Stored items from a collection
══════════════════════════════

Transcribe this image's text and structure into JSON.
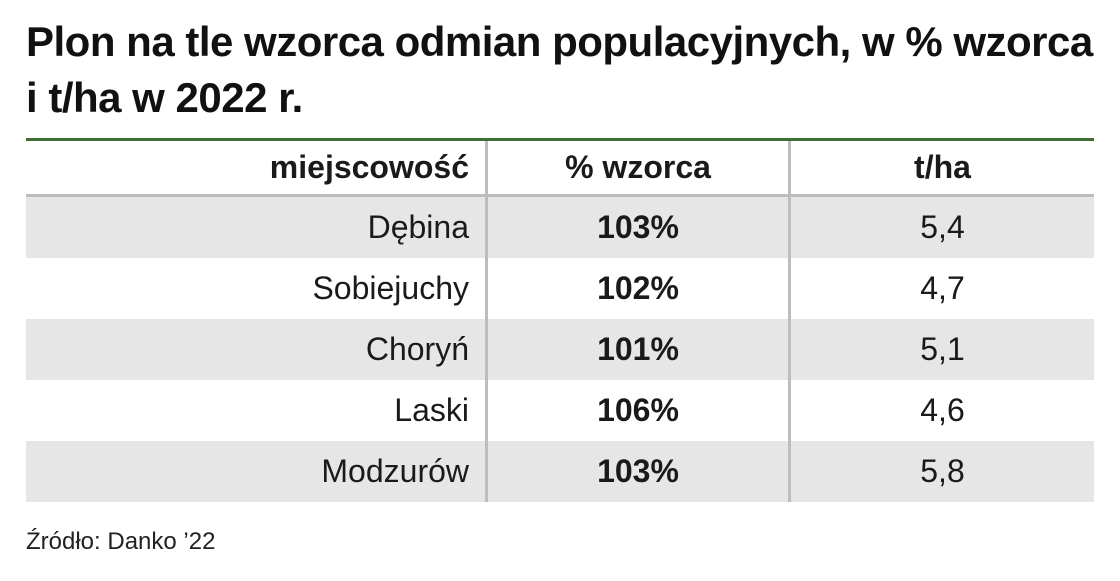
{
  "title": "Plon na tle wzorca odmian populacyjnych, w % wzorca i t/ha w 2022 r.",
  "source": "Źródło: Danko ’22",
  "colors": {
    "rule": "#3f6f34",
    "row_shade": "#e6e6e6",
    "divider": "#bdbdbd"
  },
  "chart_data": {
    "type": "table",
    "title": "Plon na tle wzorca odmian populacyjnych, w % wzorca i t/ha w 2022 r.",
    "columns": [
      "miejscowość",
      "% wzorca",
      "t/ha"
    ],
    "rows": [
      [
        "Dębina",
        "103%",
        "5,4"
      ],
      [
        "Sobiejuchy",
        "102%",
        "4,7"
      ],
      [
        "Choryń",
        "101%",
        "5,1"
      ],
      [
        "Laski",
        "106%",
        "4,6"
      ],
      [
        "Modzurów",
        "103%",
        "5,8"
      ]
    ]
  }
}
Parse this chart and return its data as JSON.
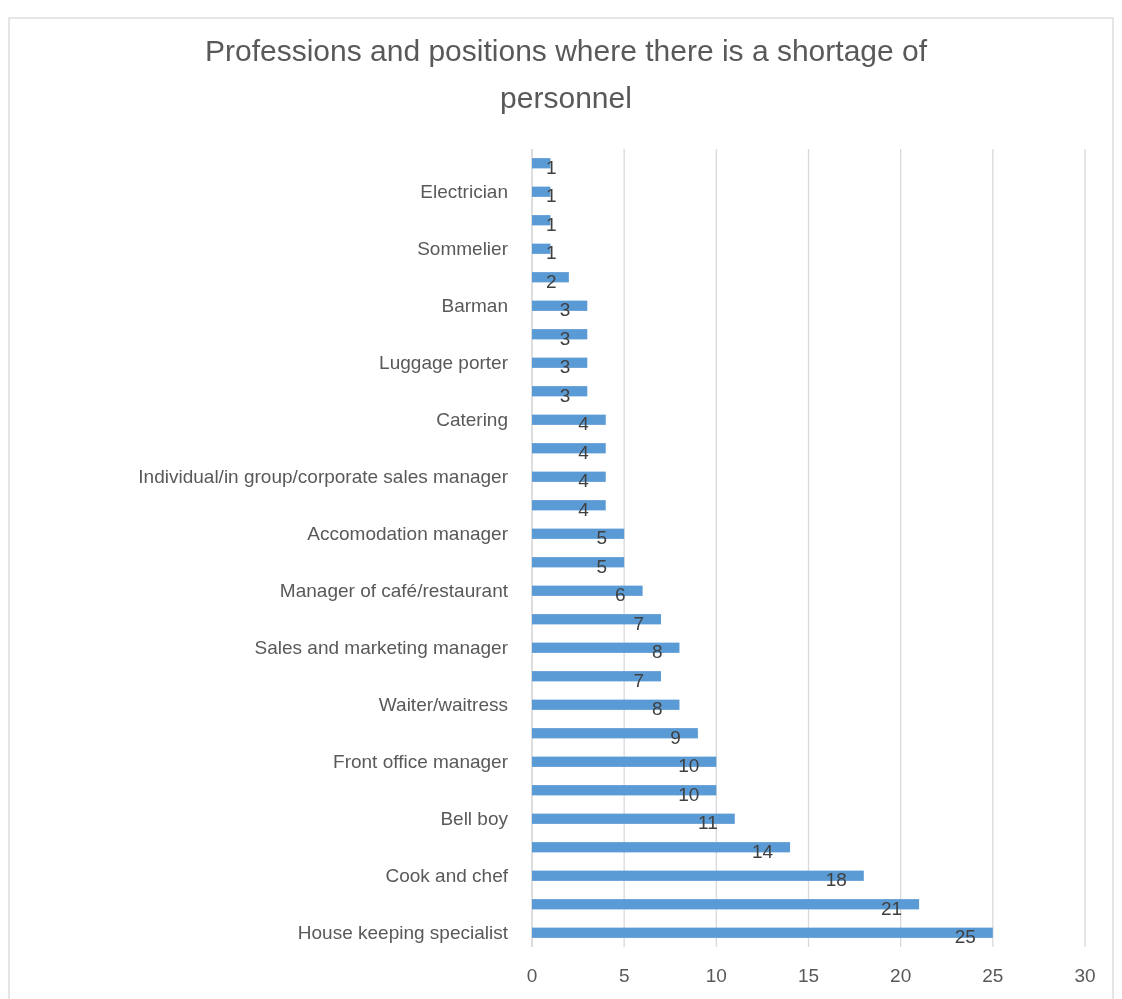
{
  "chart_data": {
    "type": "bar",
    "orientation": "horizontal",
    "title": "Professions and positions where there is a shortage of personnel",
    "categories": [
      null,
      "Electrician",
      null,
      "Sommelier",
      null,
      "Barman",
      null,
      "Luggage porter",
      null,
      "Catering",
      null,
      "Individual/in group/corporate sales manager",
      null,
      "Accomodation manager",
      null,
      "Manager of café/restaurant",
      null,
      "Sales and marketing manager",
      null,
      "Waiter/waitress",
      null,
      "Front office manager",
      null,
      "Bell boy",
      null,
      "Cook and chef",
      null,
      "House keeping specialist"
    ],
    "values": [
      1,
      1,
      1,
      1,
      2,
      3,
      3,
      3,
      3,
      4,
      4,
      4,
      4,
      5,
      5,
      6,
      7,
      8,
      7,
      8,
      9,
      10,
      10,
      11,
      14,
      18,
      21,
      25
    ],
    "color": "#5b9bd5",
    "xlim": [
      0,
      30
    ],
    "xticks": [
      0,
      5,
      10,
      15,
      20,
      25,
      30
    ],
    "grid": "x",
    "data_labels": true
  }
}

══════════════════════════════

Working from the listing above, pick out every line that has "Plon" and copy it.

_Task solution:_
  "title": "Plon na tle wzorca odmian populacyjnych, w % wzorca i t/ha w 2022 r.",
    "title": "Plon na tle wzorca odmian populacyjnych, w % wzorca i t/ha w 2022 r.",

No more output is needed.